Return all lines in the material below that contain "year".
□ □ □ □
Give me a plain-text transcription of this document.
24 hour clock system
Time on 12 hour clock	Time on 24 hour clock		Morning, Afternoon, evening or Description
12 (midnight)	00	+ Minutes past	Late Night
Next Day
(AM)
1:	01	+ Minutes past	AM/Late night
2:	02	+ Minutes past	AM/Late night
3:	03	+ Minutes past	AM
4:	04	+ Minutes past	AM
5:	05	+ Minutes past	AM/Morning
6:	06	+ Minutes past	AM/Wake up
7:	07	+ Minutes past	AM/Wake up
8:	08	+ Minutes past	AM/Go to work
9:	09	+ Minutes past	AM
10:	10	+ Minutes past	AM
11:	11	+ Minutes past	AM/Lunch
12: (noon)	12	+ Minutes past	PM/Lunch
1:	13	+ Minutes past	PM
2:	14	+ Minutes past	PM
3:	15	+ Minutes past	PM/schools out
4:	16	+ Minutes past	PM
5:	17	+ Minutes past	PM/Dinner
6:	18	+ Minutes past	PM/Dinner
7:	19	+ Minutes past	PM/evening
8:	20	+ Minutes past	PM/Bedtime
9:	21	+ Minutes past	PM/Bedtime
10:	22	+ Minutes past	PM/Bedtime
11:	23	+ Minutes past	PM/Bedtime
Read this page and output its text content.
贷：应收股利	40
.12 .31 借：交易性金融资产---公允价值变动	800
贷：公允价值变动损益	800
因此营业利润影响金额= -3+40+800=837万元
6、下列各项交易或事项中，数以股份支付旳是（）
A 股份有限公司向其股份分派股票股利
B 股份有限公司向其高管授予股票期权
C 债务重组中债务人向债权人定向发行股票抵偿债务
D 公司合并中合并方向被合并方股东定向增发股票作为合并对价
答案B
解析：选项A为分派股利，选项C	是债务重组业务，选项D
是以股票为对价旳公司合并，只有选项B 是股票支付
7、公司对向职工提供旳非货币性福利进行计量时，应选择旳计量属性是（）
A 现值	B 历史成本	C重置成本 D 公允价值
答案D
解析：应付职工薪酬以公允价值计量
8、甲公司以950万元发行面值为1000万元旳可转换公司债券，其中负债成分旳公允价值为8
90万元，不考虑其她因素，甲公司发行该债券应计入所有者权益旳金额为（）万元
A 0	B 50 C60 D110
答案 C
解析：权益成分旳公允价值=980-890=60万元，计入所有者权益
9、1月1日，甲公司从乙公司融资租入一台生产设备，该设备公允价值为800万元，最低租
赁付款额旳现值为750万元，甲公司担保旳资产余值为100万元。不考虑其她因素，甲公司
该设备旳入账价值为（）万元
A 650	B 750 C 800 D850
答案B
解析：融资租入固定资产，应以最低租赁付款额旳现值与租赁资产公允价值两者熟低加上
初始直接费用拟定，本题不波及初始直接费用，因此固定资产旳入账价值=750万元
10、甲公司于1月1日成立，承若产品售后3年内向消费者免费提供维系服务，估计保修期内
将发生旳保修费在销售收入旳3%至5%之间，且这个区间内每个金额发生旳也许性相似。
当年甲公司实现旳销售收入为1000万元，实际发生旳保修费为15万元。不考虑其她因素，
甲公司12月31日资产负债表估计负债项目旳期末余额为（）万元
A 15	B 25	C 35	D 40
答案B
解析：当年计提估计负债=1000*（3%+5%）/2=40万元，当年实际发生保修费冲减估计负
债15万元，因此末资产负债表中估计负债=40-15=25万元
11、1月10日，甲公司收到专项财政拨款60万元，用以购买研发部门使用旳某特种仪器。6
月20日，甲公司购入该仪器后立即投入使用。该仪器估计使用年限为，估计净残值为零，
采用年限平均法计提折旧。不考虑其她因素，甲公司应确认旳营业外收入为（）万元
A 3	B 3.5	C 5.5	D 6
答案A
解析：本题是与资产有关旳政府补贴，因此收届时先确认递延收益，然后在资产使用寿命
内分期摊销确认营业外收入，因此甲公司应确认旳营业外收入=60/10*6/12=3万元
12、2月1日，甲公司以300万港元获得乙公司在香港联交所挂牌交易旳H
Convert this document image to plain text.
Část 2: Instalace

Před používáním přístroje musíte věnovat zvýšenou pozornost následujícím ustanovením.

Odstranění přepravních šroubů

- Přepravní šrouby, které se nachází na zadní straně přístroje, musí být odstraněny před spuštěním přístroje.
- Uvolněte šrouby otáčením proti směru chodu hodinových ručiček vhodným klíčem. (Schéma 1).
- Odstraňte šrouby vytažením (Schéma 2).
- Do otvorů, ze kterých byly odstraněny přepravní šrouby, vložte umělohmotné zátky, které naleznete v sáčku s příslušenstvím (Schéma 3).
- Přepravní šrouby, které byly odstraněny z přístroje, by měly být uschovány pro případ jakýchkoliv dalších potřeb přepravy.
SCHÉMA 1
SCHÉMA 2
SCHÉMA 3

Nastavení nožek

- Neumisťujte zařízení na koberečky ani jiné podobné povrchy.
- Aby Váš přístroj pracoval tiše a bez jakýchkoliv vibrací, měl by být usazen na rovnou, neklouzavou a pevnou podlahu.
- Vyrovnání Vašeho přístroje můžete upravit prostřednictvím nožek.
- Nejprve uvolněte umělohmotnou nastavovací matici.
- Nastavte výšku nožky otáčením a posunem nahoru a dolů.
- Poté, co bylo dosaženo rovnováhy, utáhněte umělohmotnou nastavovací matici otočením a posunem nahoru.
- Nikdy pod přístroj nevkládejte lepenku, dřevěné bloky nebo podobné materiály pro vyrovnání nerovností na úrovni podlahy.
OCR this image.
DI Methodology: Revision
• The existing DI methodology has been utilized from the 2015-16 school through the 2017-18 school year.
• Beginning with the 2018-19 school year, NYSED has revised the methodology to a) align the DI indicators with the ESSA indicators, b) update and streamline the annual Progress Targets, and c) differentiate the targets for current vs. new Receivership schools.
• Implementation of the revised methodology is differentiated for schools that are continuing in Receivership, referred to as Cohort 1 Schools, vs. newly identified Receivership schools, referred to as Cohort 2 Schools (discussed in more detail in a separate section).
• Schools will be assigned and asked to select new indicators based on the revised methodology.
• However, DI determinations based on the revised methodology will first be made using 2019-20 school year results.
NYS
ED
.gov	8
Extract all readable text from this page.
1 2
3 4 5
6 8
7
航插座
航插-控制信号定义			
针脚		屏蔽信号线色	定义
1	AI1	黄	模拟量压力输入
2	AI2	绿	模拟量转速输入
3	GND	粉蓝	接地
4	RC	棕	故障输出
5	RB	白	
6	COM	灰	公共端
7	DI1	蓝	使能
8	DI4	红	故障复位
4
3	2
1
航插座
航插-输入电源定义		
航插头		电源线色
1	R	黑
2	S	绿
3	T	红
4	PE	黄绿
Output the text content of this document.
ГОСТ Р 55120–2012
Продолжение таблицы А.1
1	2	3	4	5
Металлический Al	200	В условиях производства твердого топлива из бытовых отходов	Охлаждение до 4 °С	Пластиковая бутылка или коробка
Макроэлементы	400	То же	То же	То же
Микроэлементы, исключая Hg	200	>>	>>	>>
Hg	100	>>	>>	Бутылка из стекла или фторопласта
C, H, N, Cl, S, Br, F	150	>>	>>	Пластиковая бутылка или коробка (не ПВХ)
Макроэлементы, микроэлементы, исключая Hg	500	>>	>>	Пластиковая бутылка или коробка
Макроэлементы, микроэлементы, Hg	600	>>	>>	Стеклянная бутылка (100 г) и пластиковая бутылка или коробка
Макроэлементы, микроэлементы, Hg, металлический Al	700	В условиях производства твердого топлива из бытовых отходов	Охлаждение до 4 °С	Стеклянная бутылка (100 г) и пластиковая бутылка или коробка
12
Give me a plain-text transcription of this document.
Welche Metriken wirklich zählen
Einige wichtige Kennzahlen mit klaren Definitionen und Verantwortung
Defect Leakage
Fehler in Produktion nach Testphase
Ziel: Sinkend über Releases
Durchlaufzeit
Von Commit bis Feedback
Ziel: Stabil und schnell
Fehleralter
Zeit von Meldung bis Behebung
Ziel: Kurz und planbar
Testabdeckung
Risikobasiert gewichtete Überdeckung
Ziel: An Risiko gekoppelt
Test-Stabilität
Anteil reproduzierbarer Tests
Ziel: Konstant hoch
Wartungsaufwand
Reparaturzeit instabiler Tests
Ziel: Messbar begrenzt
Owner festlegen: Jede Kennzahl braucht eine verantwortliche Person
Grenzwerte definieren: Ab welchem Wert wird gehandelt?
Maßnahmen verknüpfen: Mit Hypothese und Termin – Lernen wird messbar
□ □ □ □
> Output
• The existing DI methodology has been utilized from the 2015-16 school through the 2017-18 school year.
• Beginning with the 2018-19 school year, NYSED has revised the methodology to a) align the DI indicators with the ESSA indicators, b) update and streamline the annual Progress Targets, and c) differentiate the targets for current vs. new Receivership schools.
• However, DI determinations based on the revised methodology will first be made using 2019-20 school year results.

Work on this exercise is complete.